Task input:
----------------

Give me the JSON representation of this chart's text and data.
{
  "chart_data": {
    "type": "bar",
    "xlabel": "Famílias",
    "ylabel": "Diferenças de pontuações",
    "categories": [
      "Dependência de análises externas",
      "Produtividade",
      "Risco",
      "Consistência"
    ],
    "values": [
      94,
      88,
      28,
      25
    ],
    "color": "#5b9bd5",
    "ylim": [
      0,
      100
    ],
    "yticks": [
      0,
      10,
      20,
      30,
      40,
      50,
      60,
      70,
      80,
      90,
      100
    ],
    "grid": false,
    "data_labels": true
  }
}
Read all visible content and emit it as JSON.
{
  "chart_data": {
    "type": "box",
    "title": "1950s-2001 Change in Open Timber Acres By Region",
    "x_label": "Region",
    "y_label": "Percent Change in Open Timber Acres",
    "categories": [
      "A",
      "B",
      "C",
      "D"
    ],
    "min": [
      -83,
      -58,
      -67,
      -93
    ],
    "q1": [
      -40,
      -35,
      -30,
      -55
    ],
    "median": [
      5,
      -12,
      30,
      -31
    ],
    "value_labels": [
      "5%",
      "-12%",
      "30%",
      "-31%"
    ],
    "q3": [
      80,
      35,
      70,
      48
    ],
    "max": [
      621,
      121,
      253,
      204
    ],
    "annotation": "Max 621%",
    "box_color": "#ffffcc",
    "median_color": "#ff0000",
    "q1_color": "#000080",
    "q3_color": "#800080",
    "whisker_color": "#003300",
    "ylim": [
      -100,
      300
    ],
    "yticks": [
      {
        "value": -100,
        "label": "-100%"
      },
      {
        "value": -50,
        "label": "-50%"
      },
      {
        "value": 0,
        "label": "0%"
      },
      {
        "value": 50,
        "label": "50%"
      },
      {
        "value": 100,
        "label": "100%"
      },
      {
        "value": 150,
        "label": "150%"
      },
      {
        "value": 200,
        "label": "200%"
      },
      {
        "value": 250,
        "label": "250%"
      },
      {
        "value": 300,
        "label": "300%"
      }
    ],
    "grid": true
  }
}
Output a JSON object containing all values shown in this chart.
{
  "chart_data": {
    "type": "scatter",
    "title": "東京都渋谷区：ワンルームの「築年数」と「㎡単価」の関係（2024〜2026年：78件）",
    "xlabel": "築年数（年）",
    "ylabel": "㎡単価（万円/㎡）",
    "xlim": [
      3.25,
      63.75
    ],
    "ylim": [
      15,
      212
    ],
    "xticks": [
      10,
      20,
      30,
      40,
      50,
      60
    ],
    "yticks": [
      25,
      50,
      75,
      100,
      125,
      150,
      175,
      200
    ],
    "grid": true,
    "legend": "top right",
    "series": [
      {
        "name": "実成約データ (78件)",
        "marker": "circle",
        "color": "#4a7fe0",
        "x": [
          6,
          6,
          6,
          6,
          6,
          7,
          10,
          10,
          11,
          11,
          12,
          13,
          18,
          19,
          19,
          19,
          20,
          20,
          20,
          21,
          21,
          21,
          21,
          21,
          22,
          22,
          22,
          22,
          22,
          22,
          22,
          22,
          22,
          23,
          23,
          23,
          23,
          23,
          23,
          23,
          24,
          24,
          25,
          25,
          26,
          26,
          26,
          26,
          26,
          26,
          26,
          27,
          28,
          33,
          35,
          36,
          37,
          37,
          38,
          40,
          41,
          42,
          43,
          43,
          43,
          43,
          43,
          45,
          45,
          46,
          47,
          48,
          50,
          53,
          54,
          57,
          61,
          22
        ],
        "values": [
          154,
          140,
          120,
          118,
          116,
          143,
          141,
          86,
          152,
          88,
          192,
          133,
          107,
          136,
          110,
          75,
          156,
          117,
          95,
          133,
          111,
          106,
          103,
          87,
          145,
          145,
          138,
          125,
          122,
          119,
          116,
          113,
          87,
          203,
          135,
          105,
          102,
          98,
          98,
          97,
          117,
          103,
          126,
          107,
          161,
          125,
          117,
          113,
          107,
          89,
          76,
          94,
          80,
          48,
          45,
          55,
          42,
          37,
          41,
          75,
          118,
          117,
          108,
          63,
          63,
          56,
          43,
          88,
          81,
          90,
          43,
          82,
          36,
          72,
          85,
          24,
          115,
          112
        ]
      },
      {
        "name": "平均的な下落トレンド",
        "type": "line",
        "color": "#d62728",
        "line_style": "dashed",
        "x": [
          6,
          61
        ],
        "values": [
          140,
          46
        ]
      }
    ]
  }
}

----------------

Collect the lines of the data that carry the word "Open".

Task output:
    "title": "1950s-2001 Change in Open Timber Acres By Region",
    "y_label": "Percent Change in Open Timber Acres",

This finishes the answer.